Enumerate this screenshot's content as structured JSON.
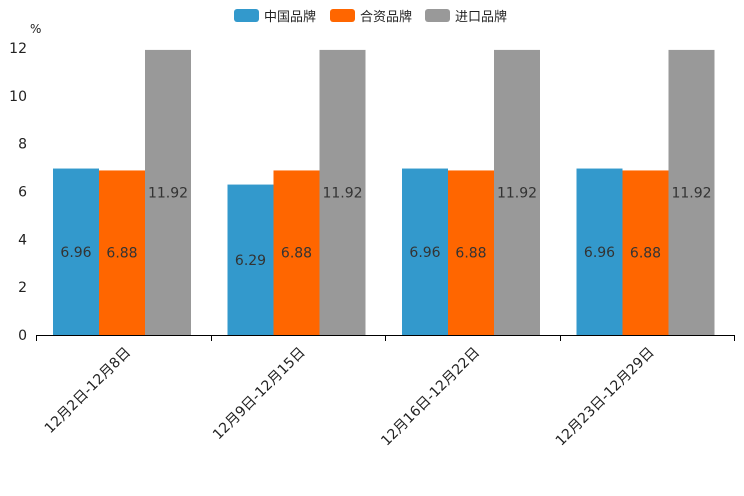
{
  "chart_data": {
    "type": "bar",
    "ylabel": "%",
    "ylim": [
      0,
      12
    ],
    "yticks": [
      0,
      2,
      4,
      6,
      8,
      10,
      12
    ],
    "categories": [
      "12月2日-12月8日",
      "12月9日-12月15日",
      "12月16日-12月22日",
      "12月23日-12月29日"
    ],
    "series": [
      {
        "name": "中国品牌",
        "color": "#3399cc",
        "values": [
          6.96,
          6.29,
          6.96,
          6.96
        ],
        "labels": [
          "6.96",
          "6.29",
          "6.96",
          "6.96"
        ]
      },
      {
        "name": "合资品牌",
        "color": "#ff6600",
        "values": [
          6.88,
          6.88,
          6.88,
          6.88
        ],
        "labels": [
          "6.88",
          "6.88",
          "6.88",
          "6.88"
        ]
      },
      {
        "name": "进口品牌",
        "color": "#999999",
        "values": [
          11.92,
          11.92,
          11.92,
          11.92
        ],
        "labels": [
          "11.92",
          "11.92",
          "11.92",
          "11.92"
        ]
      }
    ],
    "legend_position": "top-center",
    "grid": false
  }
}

---+---

[What is expected]:
Copy all the data exactly as written, but skip any picture.

[The solution]:
Enumerate this screenshot's content as structured JSON.
{
  "chart_data": {
    "type": "bar",
    "ylabel": "%",
    "ylim": [
      0,
      12
    ],
    "yticks": [
      0,
      2,
      4,
      6,
      8,
      10,
      12
    ],
    "categories": [
      "12月2日-12月8日",
      "12月9日-12月15日",
      "12月16日-12月22日",
      "12月23日-12月29日"
    ],
    "series": [
      {
        "name": "中国品牌",
        "color": "#3399cc",
        "values": [
          6.96,
          6.29,
          6.96,
          6.96
        ],
        "labels": [
          "6.96",
          "6.29",
          "6.96",
          "6.96"
        ]
      },
      {
        "name": "合资品牌",
        "color": "#ff6600",
        "values": [
          6.88,
          6.88,
          6.88,
          6.88
        ],
        "labels": [
          "6.88",
          "6.88",
          "6.88",
          "6.88"
        ]
      },
      {
        "name": "进口品牌",
        "color": "#999999",
        "values": [
          11.92,
          11.92,
          11.92,
          11.92
        ],
        "labels": [
          "11.92",
          "11.92",
          "11.92",
          "11.92"
        ]
      }
    ],
    "legend_position": "top-center",
    "grid": false
  }
}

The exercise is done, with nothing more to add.